WRITTEN INSTRUCTION:
Reproduce the listing below without any change.

PROVIDED DATA:

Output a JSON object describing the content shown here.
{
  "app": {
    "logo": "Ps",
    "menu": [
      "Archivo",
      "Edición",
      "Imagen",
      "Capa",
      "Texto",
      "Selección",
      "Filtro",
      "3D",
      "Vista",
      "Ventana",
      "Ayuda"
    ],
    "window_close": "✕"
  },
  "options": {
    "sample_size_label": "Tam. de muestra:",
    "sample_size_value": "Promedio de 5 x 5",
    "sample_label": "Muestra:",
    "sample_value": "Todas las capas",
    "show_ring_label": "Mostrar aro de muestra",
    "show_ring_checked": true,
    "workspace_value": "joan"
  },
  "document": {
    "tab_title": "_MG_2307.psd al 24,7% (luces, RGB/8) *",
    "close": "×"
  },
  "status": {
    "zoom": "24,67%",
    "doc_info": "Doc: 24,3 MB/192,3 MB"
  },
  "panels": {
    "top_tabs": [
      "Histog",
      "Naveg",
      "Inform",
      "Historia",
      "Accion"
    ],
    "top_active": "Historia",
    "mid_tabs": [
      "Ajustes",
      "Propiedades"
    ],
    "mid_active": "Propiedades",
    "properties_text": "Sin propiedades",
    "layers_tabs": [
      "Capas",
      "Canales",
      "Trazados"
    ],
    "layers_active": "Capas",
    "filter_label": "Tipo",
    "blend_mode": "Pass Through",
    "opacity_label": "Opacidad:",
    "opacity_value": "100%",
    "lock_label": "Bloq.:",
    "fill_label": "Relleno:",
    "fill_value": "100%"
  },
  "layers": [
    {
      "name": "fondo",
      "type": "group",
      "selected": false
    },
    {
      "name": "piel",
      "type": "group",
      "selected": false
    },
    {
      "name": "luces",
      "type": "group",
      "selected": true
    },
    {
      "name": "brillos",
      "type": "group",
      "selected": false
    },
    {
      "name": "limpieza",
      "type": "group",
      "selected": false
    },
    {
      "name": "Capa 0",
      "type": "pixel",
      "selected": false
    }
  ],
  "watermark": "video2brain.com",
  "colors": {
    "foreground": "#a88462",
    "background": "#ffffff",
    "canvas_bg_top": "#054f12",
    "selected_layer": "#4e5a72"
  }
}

EXERCISE OUTPUT:
Output a JSON object describing the content shown here.
{
  "app": {
    "logo": "Ps",
    "menu": [
      "Archivo",
      "Edición",
      "Imagen",
      "Capa",
      "Texto",
      "Selección",
      "Filtro",
      "3D",
      "Vista",
      "Ventana",
      "Ayuda"
    ],
    "window_close": "✕"
  },
  "options": {
    "sample_size_label": "Tam. de muestra:",
    "sample_size_value": "Promedio de 5 x 5",
    "sample_label": "Muestra:",
    "sample_value": "Todas las capas",
    "show_ring_label": "Mostrar aro de muestra",
    "show_ring_checked": true,
    "workspace_value": "joan"
  },
  "document": {
    "tab_title": "_MG_2307.psd al 24,7% (luces, RGB/8) *",
    "close": "×"
  },
  "status": {
    "zoom": "24,67%",
    "doc_info": "Doc: 24,3 MB/192,3 MB"
  },
  "panels": {
    "top_tabs": [
      "Histog",
      "Naveg",
      "Inform",
      "Historia",
      "Accion"
    ],
    "top_active": "Historia",
    "mid_tabs": [
      "Ajustes",
      "Propiedades"
    ],
    "mid_active": "Propiedades",
    "properties_text": "Sin propiedades",
    "layers_tabs": [
      "Capas",
      "Canales",
      "Trazados"
    ],
    "layers_active": "Capas",
    "filter_label": "Tipo",
    "blend_mode": "Pass Through",
    "opacity_label": "Opacidad:",
    "opacity_value": "100%",
    "lock_label": "Bloq.:",
    "fill_label": "Relleno:",
    "fill_value": "100%"
  },
  "layers": [
    {
      "name": "fondo",
      "type": "group",
      "selected": false
    },
    {
      "name": "piel",
      "type": "group",
      "selected": false
    },
    {
      "name": "luces",
      "type": "group",
      "selected": true
    },
    {
      "name": "brillos",
      "type": "group",
      "selected": false
    },
    {
      "name": "limpieza",
      "type": "group",
      "selected": false
    },
    {
      "name": "Capa 0",
      "type": "pixel",
      "selected": false
    }
  ],
  "watermark": "video2brain.com",
  "colors": {
    "foreground": "#a88462",
    "background": "#ffffff",
    "canvas_bg_top": "#054f12",
    "selected_layer": "#4e5a72"
  }
}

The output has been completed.